Start Material shown

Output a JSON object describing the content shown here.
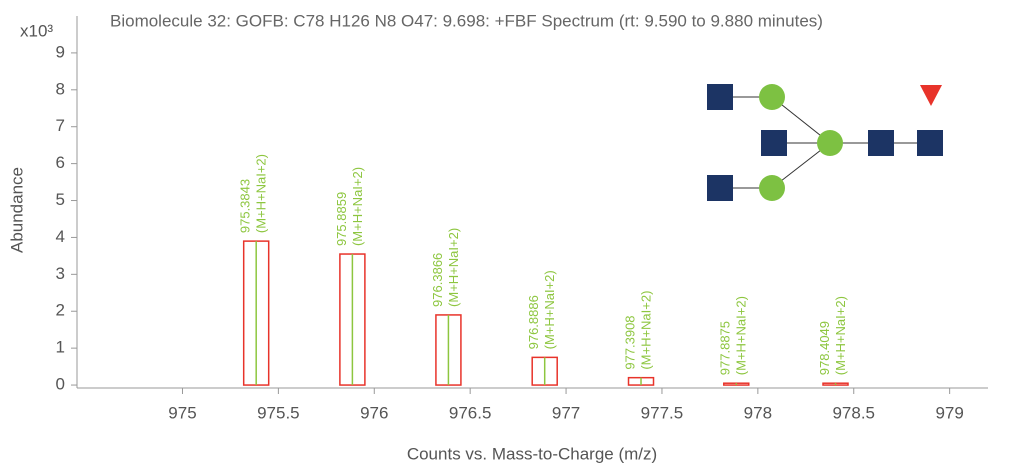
{
  "chart_data": {
    "type": "spectrum",
    "title": "Biomolecule 32: GOFB: C78 H126 N8 O47: 9.698: +FBF Spectrum (rt: 9.590 to 9.880 minutes)",
    "y_multiplier": "x10³",
    "y_label": "Abundance",
    "x_label": "Counts vs. Mass-to-Charge (m/z)",
    "x": [
      975.3843,
      975.8859,
      976.3866,
      976.8886,
      977.3908,
      977.8875,
      978.4049
    ],
    "values": [
      3.9,
      3.55,
      1.9,
      0.75,
      0.2,
      0.05,
      0.05
    ],
    "annotations": [
      "(M+H+NaI+2)",
      "(M+H+NaI+2)",
      "(M+H+NaI+2)",
      "(M+H+NaI+2)",
      "(M+H+NaI+2)",
      "(M+H+NaI+2)",
      "(M+H+NaI+2)"
    ],
    "color": "#e8332a",
    "centroid_color": "#8dc63f",
    "xlim": [
      974.45,
      979.2
    ],
    "ylim": [
      -0.08,
      10
    ],
    "xticks": [
      975,
      975.5,
      976,
      976.5,
      977,
      977.5,
      978,
      978.5,
      979
    ],
    "yticks": [
      0,
      1,
      2,
      3,
      4,
      5,
      6,
      7,
      8,
      9
    ],
    "grid": false
  }
}
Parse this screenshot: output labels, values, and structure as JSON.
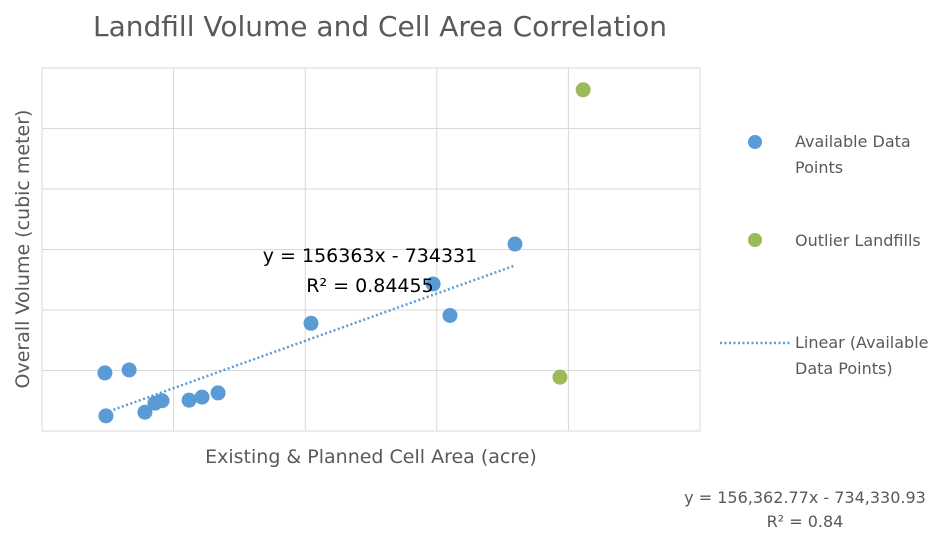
{
  "chart_data": {
    "type": "scatter",
    "title": "Landfill Volume and Cell Area Correlation",
    "x_label": "Existing & Planned Cell Area (acre)",
    "y_label": "Overall Volume (cubic meter)",
    "xlim": [
      0,
      250
    ],
    "xticks": [
      0,
      50,
      100,
      150,
      200,
      250
    ],
    "ylim": [
      0,
      60000000
    ],
    "yticks": [
      0,
      10000000,
      20000000,
      30000000,
      40000000,
      50000000,
      60000000
    ],
    "grid": true,
    "legend": "right",
    "series": [
      {
        "name": "Available Data Points",
        "color": "#5b9bd5",
        "x": [
          23.9,
          33.1,
          24.3,
          39.1,
          42.9,
          45.6,
          55.9,
          60.8,
          66.9,
          102.2,
          148.6,
          155.0,
          179.7
        ],
        "values": [
          9600000,
          10100000,
          2500000,
          3100000,
          4600000,
          5000000,
          5100000,
          5600000,
          6300000,
          17800000,
          24300000,
          19100000,
          30900000
        ]
      },
      {
        "name": "Outlier Landfills",
        "color": "#9bbb59",
        "x": [
          205.6,
          196.8
        ],
        "values": [
          56400000,
          8900000
        ]
      }
    ],
    "trendline": {
      "name": "Linear (Available Data Points)",
      "color": "#5b9bd5",
      "slope": 156363,
      "intercept": -734331,
      "equation": "y = 156363x - 734331",
      "r2": "R² = 0.84455"
    },
    "annotations": [
      "y = 156,362.77x - 734,330.93",
      "R² = 0.84"
    ]
  }
}
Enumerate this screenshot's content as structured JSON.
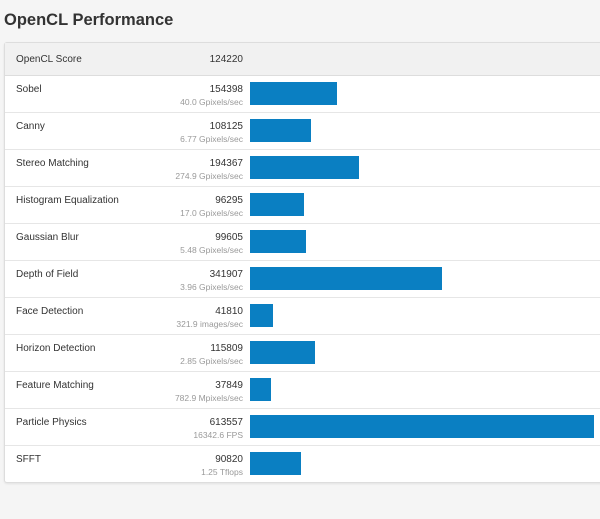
{
  "title": "OpenCL Performance",
  "score": {
    "label": "OpenCL Score",
    "value": "124220"
  },
  "bar_color": "#0a7fc2",
  "max_score": 613557,
  "rows": [
    {
      "name": "Sobel",
      "score": 154398,
      "detail": "40.0 Gpixels/sec"
    },
    {
      "name": "Canny",
      "score": 108125,
      "detail": "6.77 Gpixels/sec"
    },
    {
      "name": "Stereo Matching",
      "score": 194367,
      "detail": "274.9 Gpixels/sec"
    },
    {
      "name": "Histogram Equalization",
      "score": 96295,
      "detail": "17.0 Gpixels/sec"
    },
    {
      "name": "Gaussian Blur",
      "score": 99605,
      "detail": "5.48 Gpixels/sec"
    },
    {
      "name": "Depth of Field",
      "score": 341907,
      "detail": "3.96 Gpixels/sec"
    },
    {
      "name": "Face Detection",
      "score": 41810,
      "detail": "321.9 images/sec"
    },
    {
      "name": "Horizon Detection",
      "score": 115809,
      "detail": "2.85 Gpixels/sec"
    },
    {
      "name": "Feature Matching",
      "score": 37849,
      "detail": "782.9 Mpixels/sec"
    },
    {
      "name": "Particle Physics",
      "score": 613557,
      "detail": "16342.6 FPS"
    },
    {
      "name": "SFFT",
      "score": 90820,
      "detail": "1.25 Tflops"
    }
  ]
}
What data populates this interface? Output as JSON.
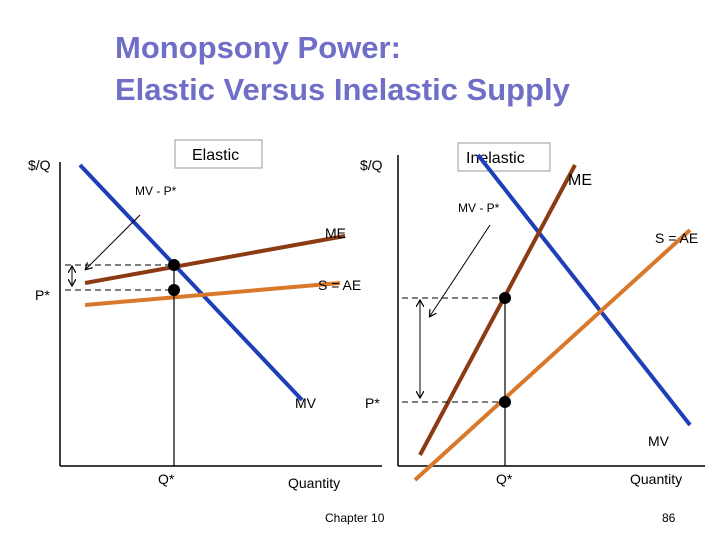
{
  "header": {
    "title_line1": "Monopsony Power:",
    "title_line2": "Elastic Versus Inelastic Supply"
  },
  "left_panel": {
    "tag": "Elastic",
    "y_axis_label": "$/Q",
    "gap_label": "MV - P*",
    "me_label": "ME",
    "supply_label": "S = AE",
    "mv_label": "MV",
    "price_label": "P*",
    "quantity_label": "Q*",
    "x_axis_label": "Quantity"
  },
  "right_panel": {
    "tag": "Inelastic",
    "y_axis_label": "$/Q",
    "gap_label": "MV - P*",
    "me_label": "ME",
    "supply_label": "S = AE",
    "mv_label": "MV",
    "price_label": "P*",
    "quantity_label": "Q*",
    "x_axis_label": "Quantity"
  },
  "footer": {
    "chapter": "Chapter 10",
    "page": "86"
  }
}
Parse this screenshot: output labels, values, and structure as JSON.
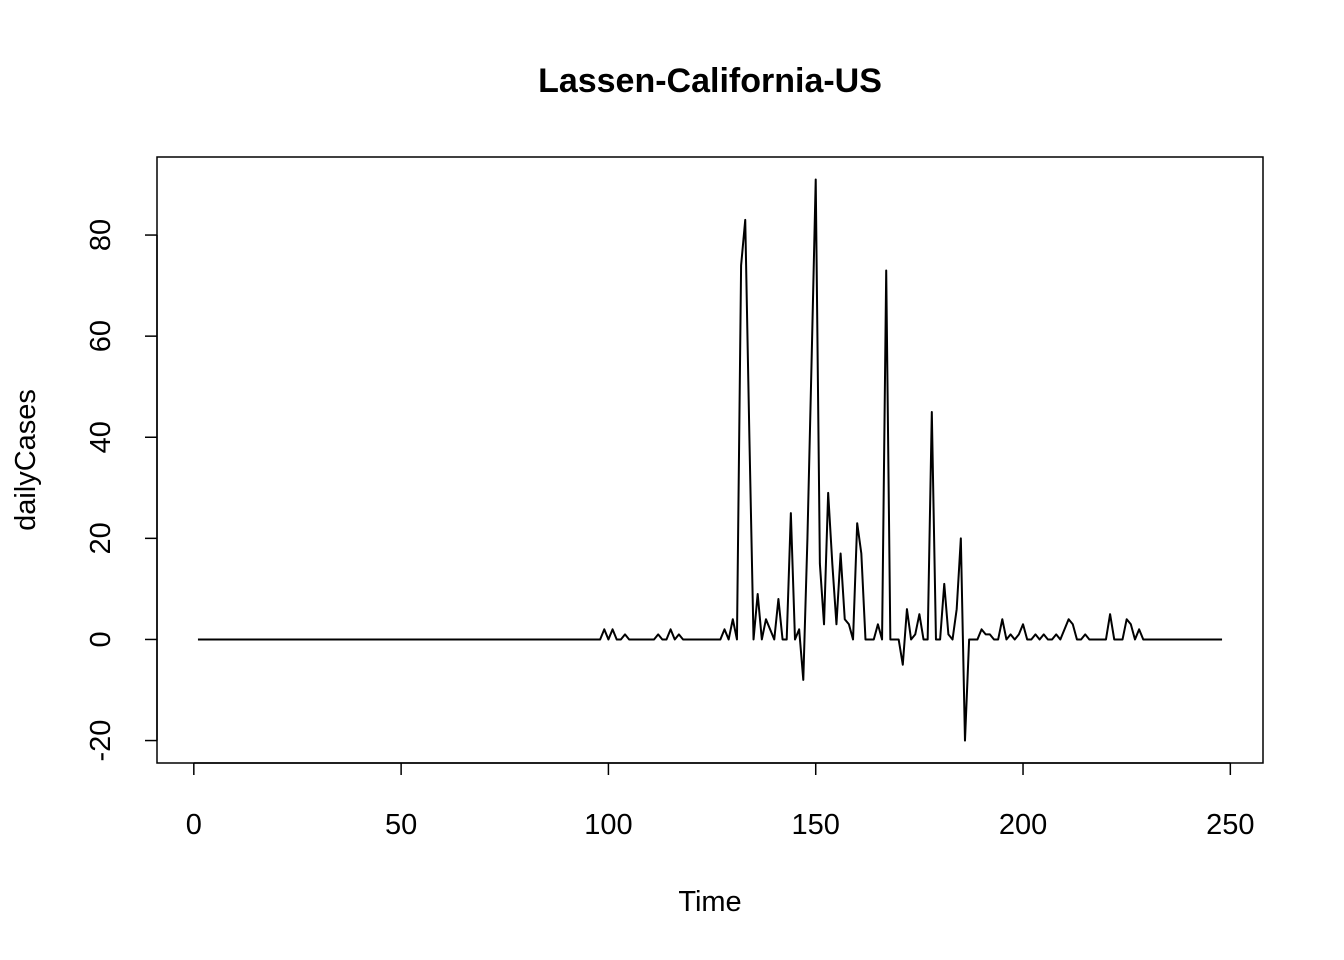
{
  "chart_data": {
    "type": "line",
    "title": "Lassen-California-US",
    "x_label": "Time",
    "y_label": "dailyCases",
    "color": "#000000",
    "x": [
      1,
      2,
      3,
      4,
      5,
      6,
      7,
      8,
      9,
      10,
      11,
      12,
      13,
      14,
      15,
      16,
      17,
      18,
      19,
      20,
      21,
      22,
      23,
      24,
      25,
      26,
      27,
      28,
      29,
      30,
      31,
      32,
      33,
      34,
      35,
      36,
      37,
      38,
      39,
      40,
      41,
      42,
      43,
      44,
      45,
      46,
      47,
      48,
      49,
      50,
      51,
      52,
      53,
      54,
      55,
      56,
      57,
      58,
      59,
      60,
      61,
      62,
      63,
      64,
      65,
      66,
      67,
      68,
      69,
      70,
      71,
      72,
      73,
      74,
      75,
      76,
      77,
      78,
      79,
      80,
      81,
      82,
      83,
      84,
      85,
      86,
      87,
      88,
      89,
      90,
      91,
      92,
      93,
      94,
      95,
      96,
      97,
      98,
      99,
      100,
      101,
      102,
      103,
      104,
      105,
      106,
      107,
      108,
      109,
      110,
      111,
      112,
      113,
      114,
      115,
      116,
      117,
      118,
      119,
      120,
      121,
      122,
      123,
      124,
      125,
      126,
      127,
      128,
      129,
      130,
      131,
      132,
      133,
      134,
      135,
      136,
      137,
      138,
      139,
      140,
      141,
      142,
      143,
      144,
      145,
      146,
      147,
      148,
      149,
      150,
      151,
      152,
      153,
      154,
      155,
      156,
      157,
      158,
      159,
      160,
      161,
      162,
      163,
      164,
      165,
      166,
      167,
      168,
      169,
      170,
      171,
      172,
      173,
      174,
      175,
      176,
      177,
      178,
      179,
      180,
      181,
      182,
      183,
      184,
      185,
      186,
      187,
      188,
      189,
      190,
      191,
      192,
      193,
      194,
      195,
      196,
      197,
      198,
      199,
      200,
      201,
      202,
      203,
      204,
      205,
      206,
      207,
      208,
      209,
      210,
      211,
      212,
      213,
      214,
      215,
      216,
      217,
      218,
      219,
      220,
      221,
      222,
      223,
      224,
      225,
      226,
      227,
      228,
      229,
      230,
      231,
      232,
      233,
      234,
      235,
      236,
      237,
      238,
      239,
      240,
      241,
      242,
      243,
      244,
      245,
      246,
      247,
      248
    ],
    "values": [
      0,
      0,
      0,
      0,
      0,
      0,
      0,
      0,
      0,
      0,
      0,
      0,
      0,
      0,
      0,
      0,
      0,
      0,
      0,
      0,
      0,
      0,
      0,
      0,
      0,
      0,
      0,
      0,
      0,
      0,
      0,
      0,
      0,
      0,
      0,
      0,
      0,
      0,
      0,
      0,
      0,
      0,
      0,
      0,
      0,
      0,
      0,
      0,
      0,
      0,
      0,
      0,
      0,
      0,
      0,
      0,
      0,
      0,
      0,
      0,
      0,
      0,
      0,
      0,
      0,
      0,
      0,
      0,
      0,
      0,
      0,
      0,
      0,
      0,
      0,
      0,
      0,
      0,
      0,
      0,
      0,
      0,
      0,
      0,
      0,
      0,
      0,
      0,
      0,
      0,
      0,
      0,
      0,
      0,
      0,
      0,
      0,
      0,
      2,
      0,
      2,
      0,
      0,
      1,
      0,
      0,
      0,
      0,
      0,
      0,
      0,
      1,
      0,
      0,
      2,
      0,
      1,
      0,
      0,
      0,
      0,
      0,
      0,
      0,
      0,
      0,
      0,
      2,
      0,
      4,
      0,
      74,
      83,
      40,
      0,
      9,
      0,
      4,
      2,
      0,
      8,
      0,
      0,
      25,
      0,
      2,
      -8,
      20,
      55,
      91,
      15,
      3,
      29,
      15,
      3,
      17,
      4,
      3,
      0,
      23,
      17,
      0,
      0,
      0,
      3,
      0,
      73,
      0,
      0,
      0,
      -5,
      6,
      0,
      1,
      5,
      0,
      0,
      45,
      0,
      0,
      11,
      1,
      0,
      6,
      20,
      -20,
      0,
      0,
      0,
      2,
      1,
      1,
      0,
      0,
      4,
      0,
      1,
      0,
      1,
      3,
      0,
      0,
      1,
      0,
      1,
      0,
      0,
      1,
      0,
      2,
      4,
      3,
      0,
      0,
      1,
      0,
      0,
      0,
      0,
      0,
      5,
      0,
      0,
      0,
      4,
      3,
      0,
      2,
      0,
      0,
      0,
      0,
      0,
      0,
      0,
      0,
      0,
      0,
      0,
      0,
      0,
      0,
      0,
      0,
      0,
      0,
      0,
      0
    ],
    "xlim": [
      -8.88,
      257.88
    ],
    "ylim": [
      -24.44,
      95.44
    ],
    "xticks": [
      0,
      50,
      100,
      150,
      200,
      250
    ],
    "yticks": [
      -20,
      0,
      20,
      40,
      60,
      80
    ]
  }
}
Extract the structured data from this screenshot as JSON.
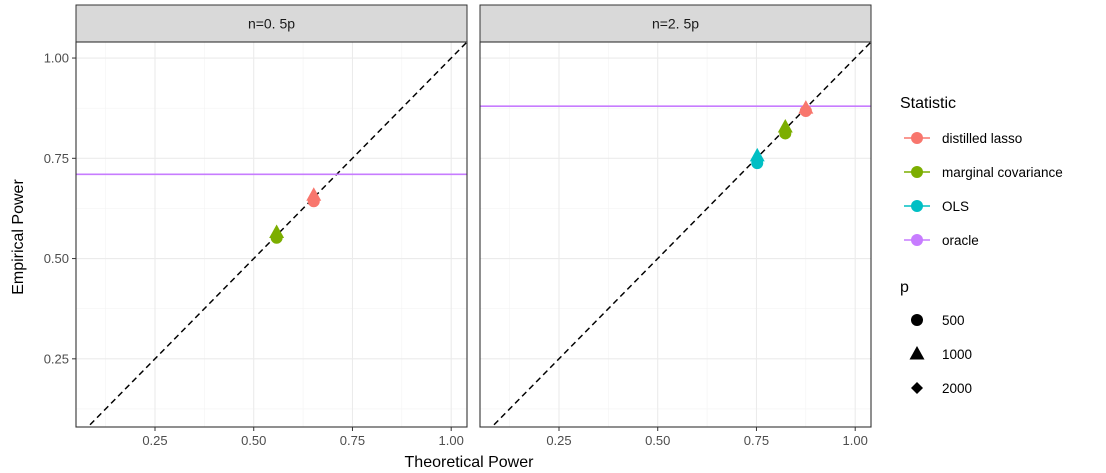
{
  "chart_data": {
    "type": "scatter",
    "xlabel": "Theoretical Power",
    "ylabel": "Empirical Power",
    "xlim": [
      0.05,
      1.04
    ],
    "ylim": [
      0.08,
      1.04
    ],
    "x_ticks": [
      0.25,
      0.5,
      0.75,
      1.0
    ],
    "x_tick_labels": [
      "0.25",
      "0.50",
      "0.75",
      "1.00"
    ],
    "y_ticks": [
      0.25,
      0.5,
      0.75,
      1.0
    ],
    "y_tick_labels": [
      "0.25",
      "0.50",
      "0.75",
      "1.00"
    ],
    "grid": true,
    "reference_line": "y = x (dashed)",
    "legend_position": "right",
    "color_legend": {
      "title": "Statistic",
      "entries": [
        {
          "label": "distilled lasso",
          "color": "#F8766D"
        },
        {
          "label": "marginal covariance",
          "color": "#7CAE00"
        },
        {
          "label": "OLS",
          "color": "#00BFC4"
        },
        {
          "label": "oracle",
          "color": "#C77CFF"
        }
      ]
    },
    "shape_legend": {
      "title": "p",
      "entries": [
        {
          "label": "500",
          "shape": "circle"
        },
        {
          "label": "1000",
          "shape": "triangle"
        },
        {
          "label": "2000",
          "shape": "diamond"
        }
      ]
    },
    "panels": [
      {
        "strip": "n=0. 5p",
        "oracle_line_y": 0.71,
        "points": [
          {
            "statistic": "distilled lasso",
            "p": "500",
            "x": 0.652,
            "y": 0.643
          },
          {
            "statistic": "distilled lasso",
            "p": "1000",
            "x": 0.652,
            "y": 0.658
          },
          {
            "statistic": "distilled lasso",
            "p": "2000",
            "x": 0.652,
            "y": 0.648
          },
          {
            "statistic": "marginal covariance",
            "p": "500",
            "x": 0.558,
            "y": 0.552
          },
          {
            "statistic": "marginal covariance",
            "p": "1000",
            "x": 0.558,
            "y": 0.565
          },
          {
            "statistic": "marginal covariance",
            "p": "2000",
            "x": 0.558,
            "y": 0.558
          }
        ]
      },
      {
        "strip": "n=2. 5p",
        "oracle_line_y": 0.88,
        "points": [
          {
            "statistic": "distilled lasso",
            "p": "500",
            "x": 0.875,
            "y": 0.868
          },
          {
            "statistic": "distilled lasso",
            "p": "1000",
            "x": 0.875,
            "y": 0.875
          },
          {
            "statistic": "distilled lasso",
            "p": "2000",
            "x": 0.875,
            "y": 0.872
          },
          {
            "statistic": "marginal covariance",
            "p": "500",
            "x": 0.823,
            "y": 0.812
          },
          {
            "statistic": "marginal covariance",
            "p": "1000",
            "x": 0.823,
            "y": 0.828
          },
          {
            "statistic": "marginal covariance",
            "p": "2000",
            "x": 0.823,
            "y": 0.82
          },
          {
            "statistic": "OLS",
            "p": "500",
            "x": 0.752,
            "y": 0.738
          },
          {
            "statistic": "OLS",
            "p": "1000",
            "x": 0.752,
            "y": 0.756
          },
          {
            "statistic": "OLS",
            "p": "2000",
            "x": 0.752,
            "y": 0.747
          }
        ]
      }
    ]
  }
}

End Material shown

Copy each line of the entries that includes the word "Inelastic".

**Output for this task:**
    "title_line2": "Elastic Versus Inelastic Supply"
    "tag": "Inelastic",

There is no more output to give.